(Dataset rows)
______________________________
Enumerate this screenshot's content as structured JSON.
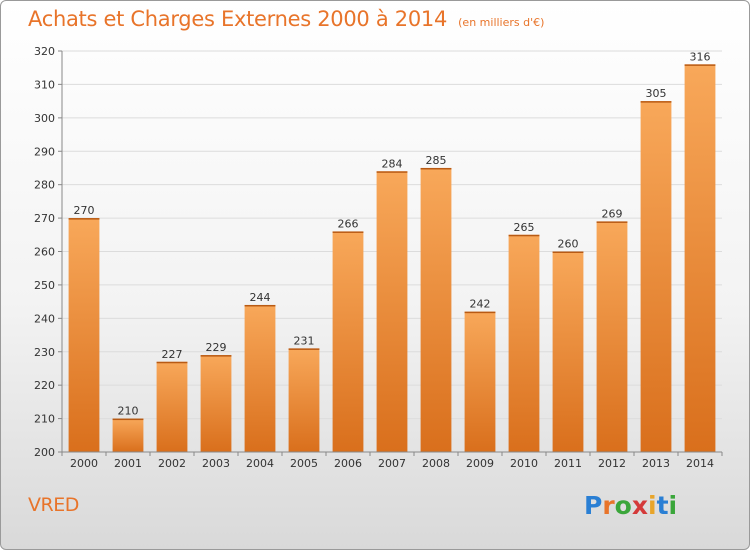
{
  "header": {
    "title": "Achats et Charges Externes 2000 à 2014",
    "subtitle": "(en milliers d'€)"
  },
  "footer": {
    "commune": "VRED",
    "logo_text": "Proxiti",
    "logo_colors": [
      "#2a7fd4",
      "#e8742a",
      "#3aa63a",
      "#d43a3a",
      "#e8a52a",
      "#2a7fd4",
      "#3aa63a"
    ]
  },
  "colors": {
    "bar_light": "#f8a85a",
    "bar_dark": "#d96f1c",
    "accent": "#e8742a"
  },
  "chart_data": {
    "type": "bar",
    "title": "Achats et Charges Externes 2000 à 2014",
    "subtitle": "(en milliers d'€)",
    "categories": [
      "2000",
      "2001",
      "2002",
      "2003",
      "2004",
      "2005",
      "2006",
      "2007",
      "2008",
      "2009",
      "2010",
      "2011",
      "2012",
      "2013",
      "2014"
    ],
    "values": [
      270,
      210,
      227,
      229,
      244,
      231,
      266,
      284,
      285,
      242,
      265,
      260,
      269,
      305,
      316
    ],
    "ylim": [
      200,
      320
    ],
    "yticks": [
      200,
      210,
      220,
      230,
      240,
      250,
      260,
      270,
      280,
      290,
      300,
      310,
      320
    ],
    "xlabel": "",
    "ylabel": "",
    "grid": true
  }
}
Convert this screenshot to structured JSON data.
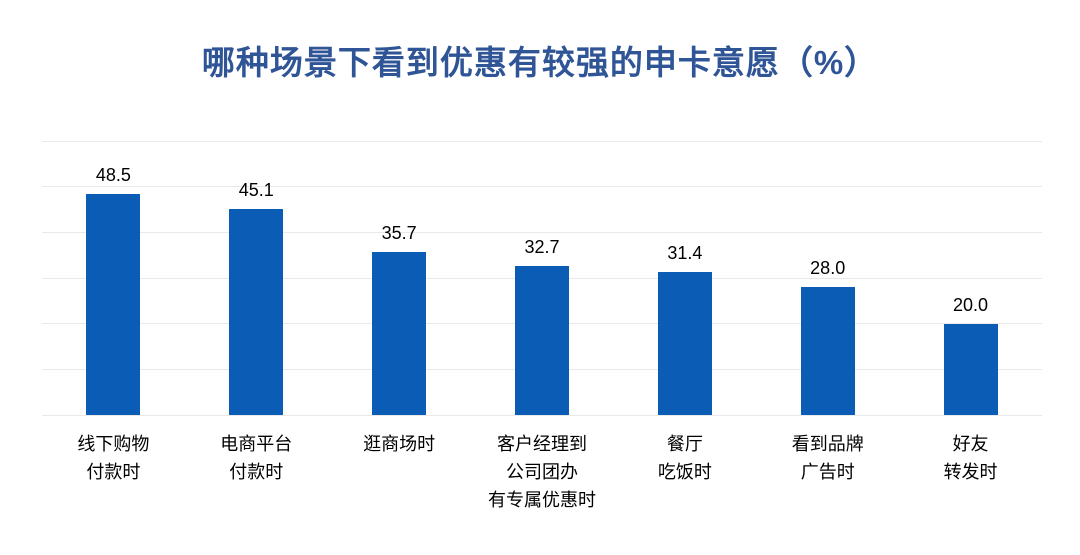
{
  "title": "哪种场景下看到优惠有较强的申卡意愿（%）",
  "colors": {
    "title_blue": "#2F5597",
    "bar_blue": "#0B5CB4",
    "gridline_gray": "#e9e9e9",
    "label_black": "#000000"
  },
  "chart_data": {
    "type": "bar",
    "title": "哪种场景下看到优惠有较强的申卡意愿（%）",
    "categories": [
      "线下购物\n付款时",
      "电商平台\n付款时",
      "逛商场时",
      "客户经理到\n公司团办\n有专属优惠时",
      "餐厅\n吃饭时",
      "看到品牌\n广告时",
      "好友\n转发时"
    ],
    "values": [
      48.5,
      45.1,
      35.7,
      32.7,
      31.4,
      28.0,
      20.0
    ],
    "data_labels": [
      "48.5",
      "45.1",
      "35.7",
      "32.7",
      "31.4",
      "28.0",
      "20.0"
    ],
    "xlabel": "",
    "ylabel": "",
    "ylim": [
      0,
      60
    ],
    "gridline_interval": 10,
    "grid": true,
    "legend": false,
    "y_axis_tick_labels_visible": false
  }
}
______________________________
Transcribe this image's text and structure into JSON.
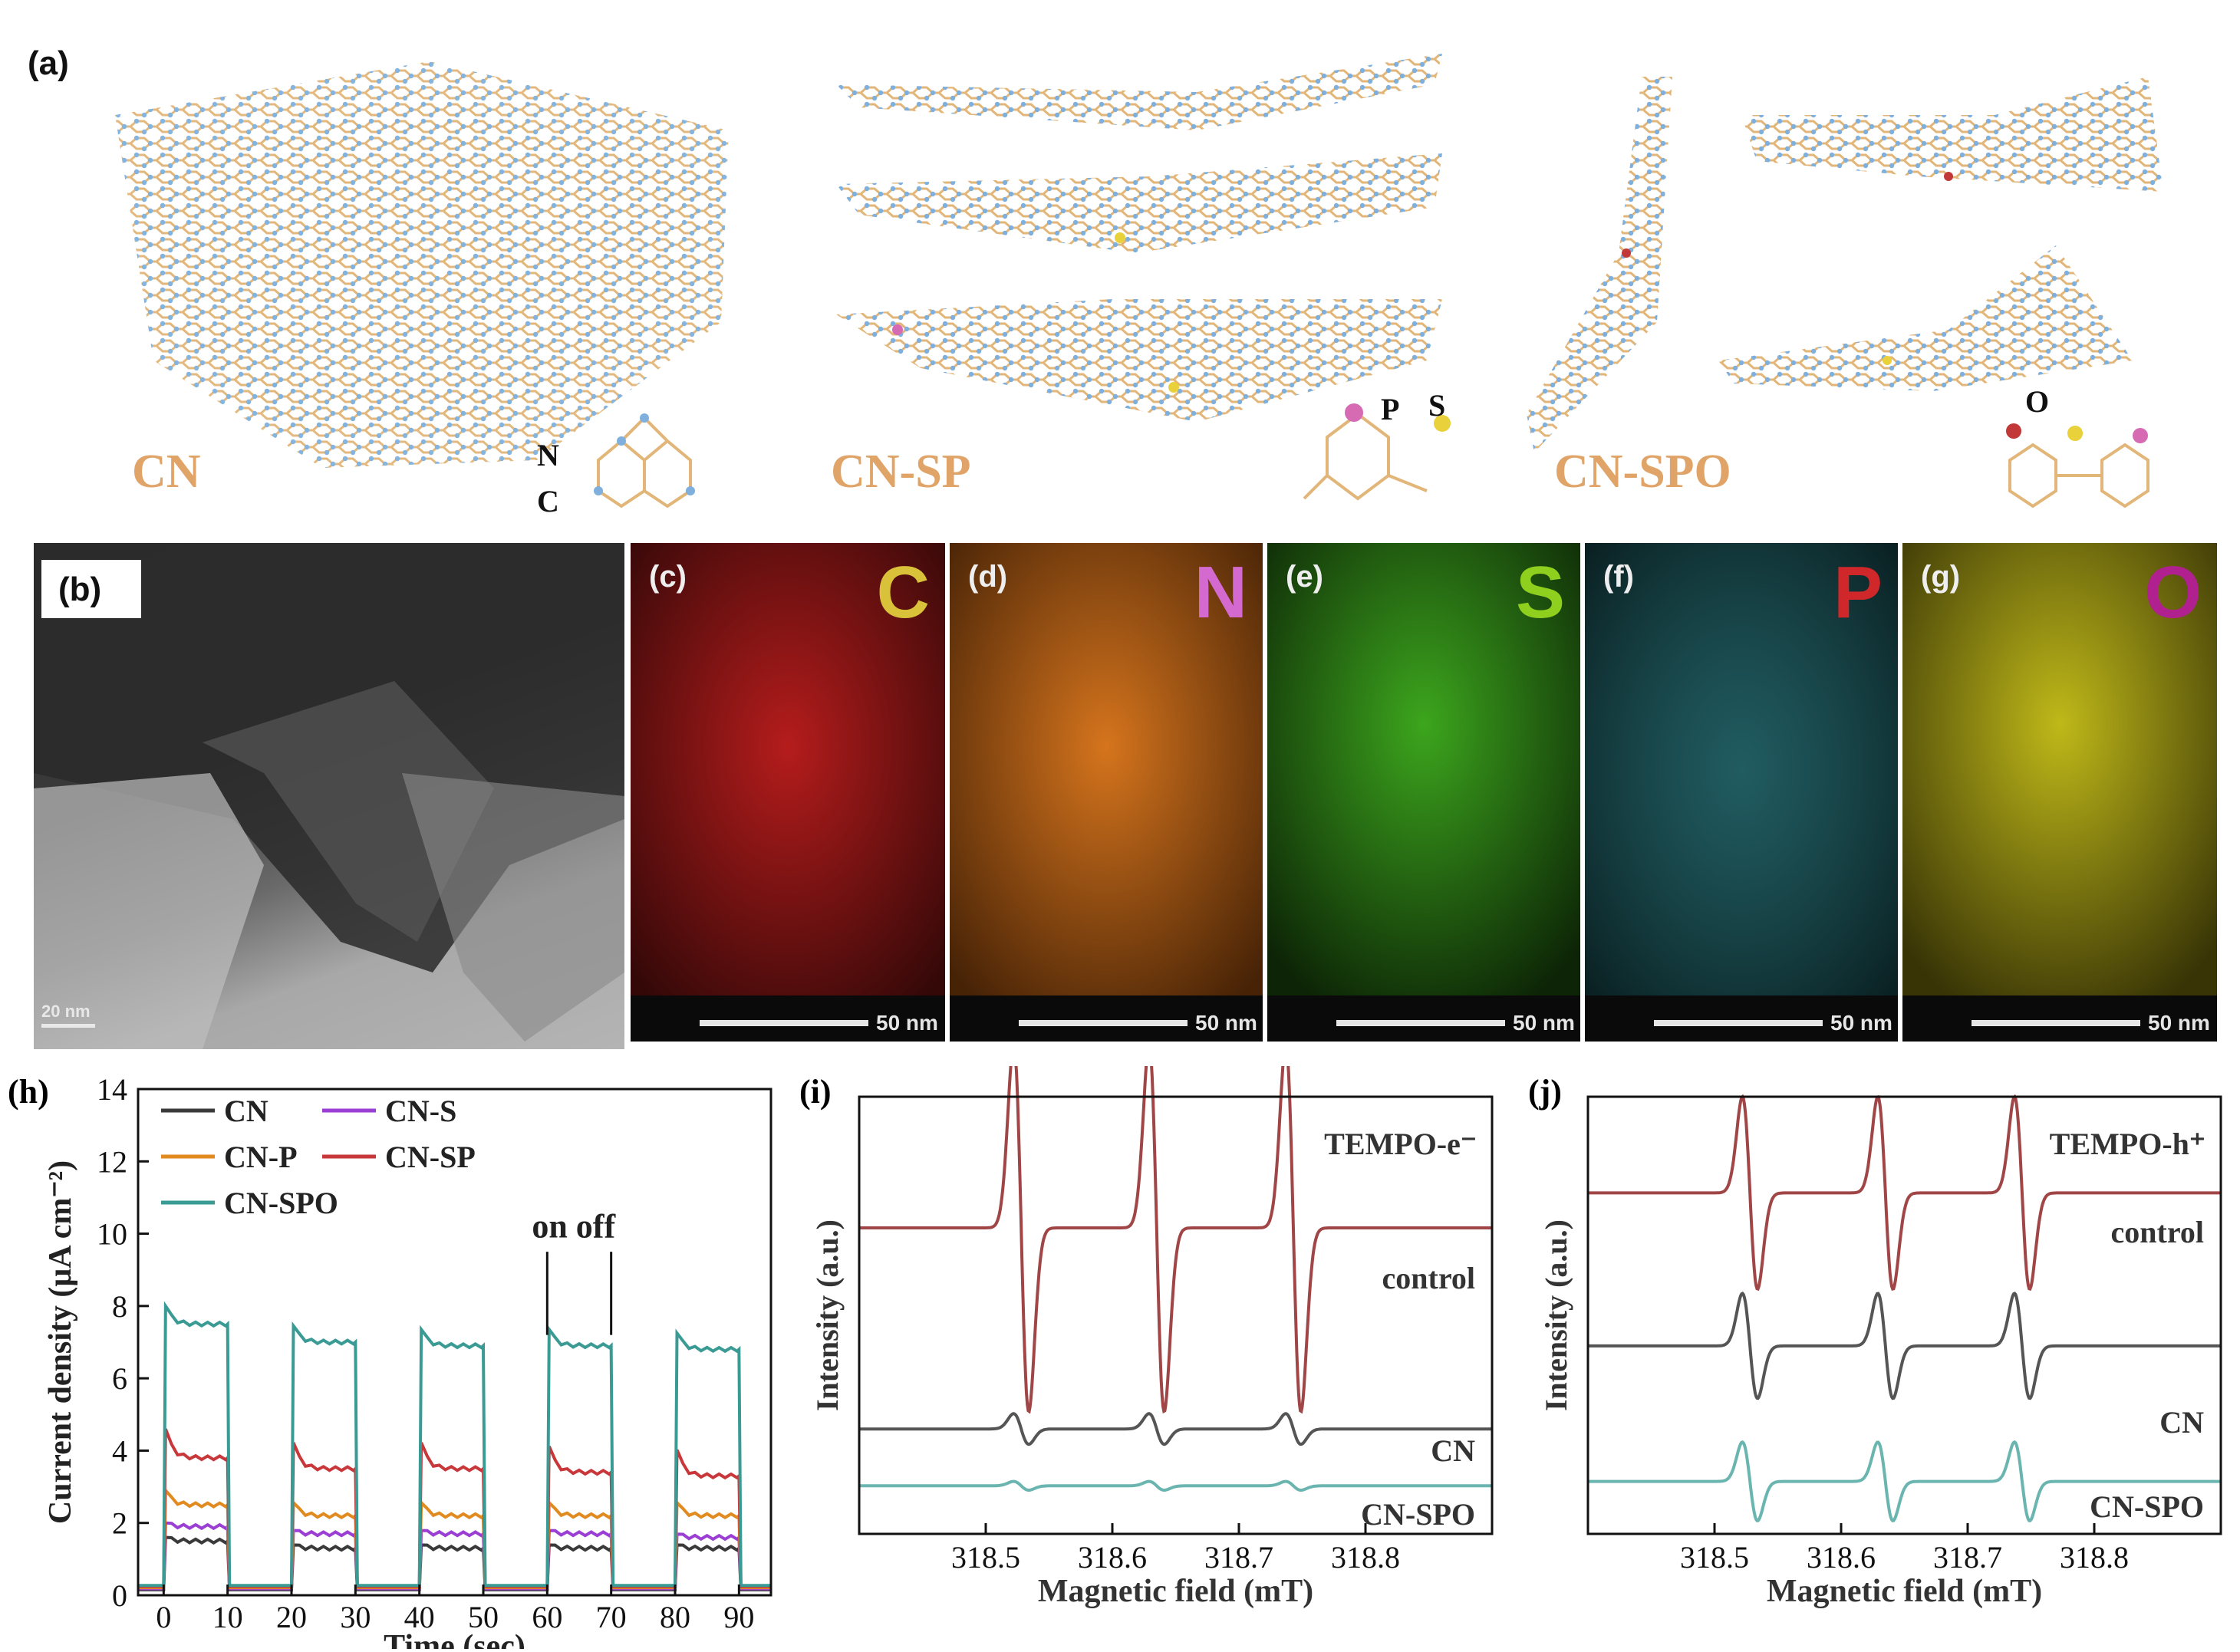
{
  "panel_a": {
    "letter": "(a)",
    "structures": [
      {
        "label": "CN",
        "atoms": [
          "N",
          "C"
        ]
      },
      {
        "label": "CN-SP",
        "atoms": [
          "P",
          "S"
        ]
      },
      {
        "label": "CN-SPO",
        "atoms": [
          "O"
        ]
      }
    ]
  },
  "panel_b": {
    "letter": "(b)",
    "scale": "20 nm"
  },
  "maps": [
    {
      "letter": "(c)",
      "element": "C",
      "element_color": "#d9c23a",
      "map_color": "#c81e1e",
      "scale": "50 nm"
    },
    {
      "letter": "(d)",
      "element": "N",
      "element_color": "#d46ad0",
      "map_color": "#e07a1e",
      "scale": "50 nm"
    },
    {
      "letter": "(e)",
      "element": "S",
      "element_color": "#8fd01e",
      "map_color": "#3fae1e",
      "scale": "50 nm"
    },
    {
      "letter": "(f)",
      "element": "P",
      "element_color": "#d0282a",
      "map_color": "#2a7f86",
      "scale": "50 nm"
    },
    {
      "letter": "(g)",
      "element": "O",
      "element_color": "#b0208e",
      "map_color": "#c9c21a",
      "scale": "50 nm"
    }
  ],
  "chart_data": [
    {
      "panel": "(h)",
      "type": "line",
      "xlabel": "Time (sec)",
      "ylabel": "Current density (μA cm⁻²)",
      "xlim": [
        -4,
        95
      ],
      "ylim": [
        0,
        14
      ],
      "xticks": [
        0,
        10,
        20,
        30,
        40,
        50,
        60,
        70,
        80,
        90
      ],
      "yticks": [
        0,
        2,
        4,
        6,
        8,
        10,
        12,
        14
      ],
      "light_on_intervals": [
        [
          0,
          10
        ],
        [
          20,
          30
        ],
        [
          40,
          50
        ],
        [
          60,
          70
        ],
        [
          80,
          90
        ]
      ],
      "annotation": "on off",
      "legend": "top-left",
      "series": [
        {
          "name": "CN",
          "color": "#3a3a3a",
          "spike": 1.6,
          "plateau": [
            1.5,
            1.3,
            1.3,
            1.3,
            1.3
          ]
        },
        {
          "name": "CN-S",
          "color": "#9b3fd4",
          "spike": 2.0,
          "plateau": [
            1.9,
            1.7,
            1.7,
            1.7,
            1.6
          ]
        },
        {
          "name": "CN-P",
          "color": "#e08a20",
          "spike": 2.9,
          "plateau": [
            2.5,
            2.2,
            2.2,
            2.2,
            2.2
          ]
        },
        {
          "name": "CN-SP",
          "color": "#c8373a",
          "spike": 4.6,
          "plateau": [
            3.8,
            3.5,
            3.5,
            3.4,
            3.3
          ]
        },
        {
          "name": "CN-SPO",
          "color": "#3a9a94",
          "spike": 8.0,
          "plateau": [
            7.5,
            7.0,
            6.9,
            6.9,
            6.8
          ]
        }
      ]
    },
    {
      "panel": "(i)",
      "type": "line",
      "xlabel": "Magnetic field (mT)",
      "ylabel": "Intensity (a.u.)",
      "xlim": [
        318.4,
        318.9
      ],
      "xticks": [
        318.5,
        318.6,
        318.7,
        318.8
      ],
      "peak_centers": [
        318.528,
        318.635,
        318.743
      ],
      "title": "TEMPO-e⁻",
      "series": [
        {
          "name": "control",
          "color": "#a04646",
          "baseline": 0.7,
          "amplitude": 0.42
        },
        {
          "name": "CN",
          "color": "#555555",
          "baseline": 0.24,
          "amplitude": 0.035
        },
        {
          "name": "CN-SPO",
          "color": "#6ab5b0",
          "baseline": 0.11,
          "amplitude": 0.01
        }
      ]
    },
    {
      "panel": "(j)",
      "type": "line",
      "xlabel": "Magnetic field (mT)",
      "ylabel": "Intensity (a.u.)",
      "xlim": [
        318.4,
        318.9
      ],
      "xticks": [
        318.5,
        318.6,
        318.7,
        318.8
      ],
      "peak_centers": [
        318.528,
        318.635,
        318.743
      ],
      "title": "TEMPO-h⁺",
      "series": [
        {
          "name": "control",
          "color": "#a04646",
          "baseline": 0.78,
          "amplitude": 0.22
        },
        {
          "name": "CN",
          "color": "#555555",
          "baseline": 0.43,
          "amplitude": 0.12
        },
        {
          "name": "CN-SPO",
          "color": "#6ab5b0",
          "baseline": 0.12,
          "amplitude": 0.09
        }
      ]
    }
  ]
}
______________________________
• [Stated problem] Pull out every line in the material above where "baseline" occurs.

• [Solution to the problem]
          "baseline": 0.7,
          "baseline": 0.24,
          "baseline": 0.11,
          "baseline": 0.78,
          "baseline": 0.43,
          "baseline": 0.12,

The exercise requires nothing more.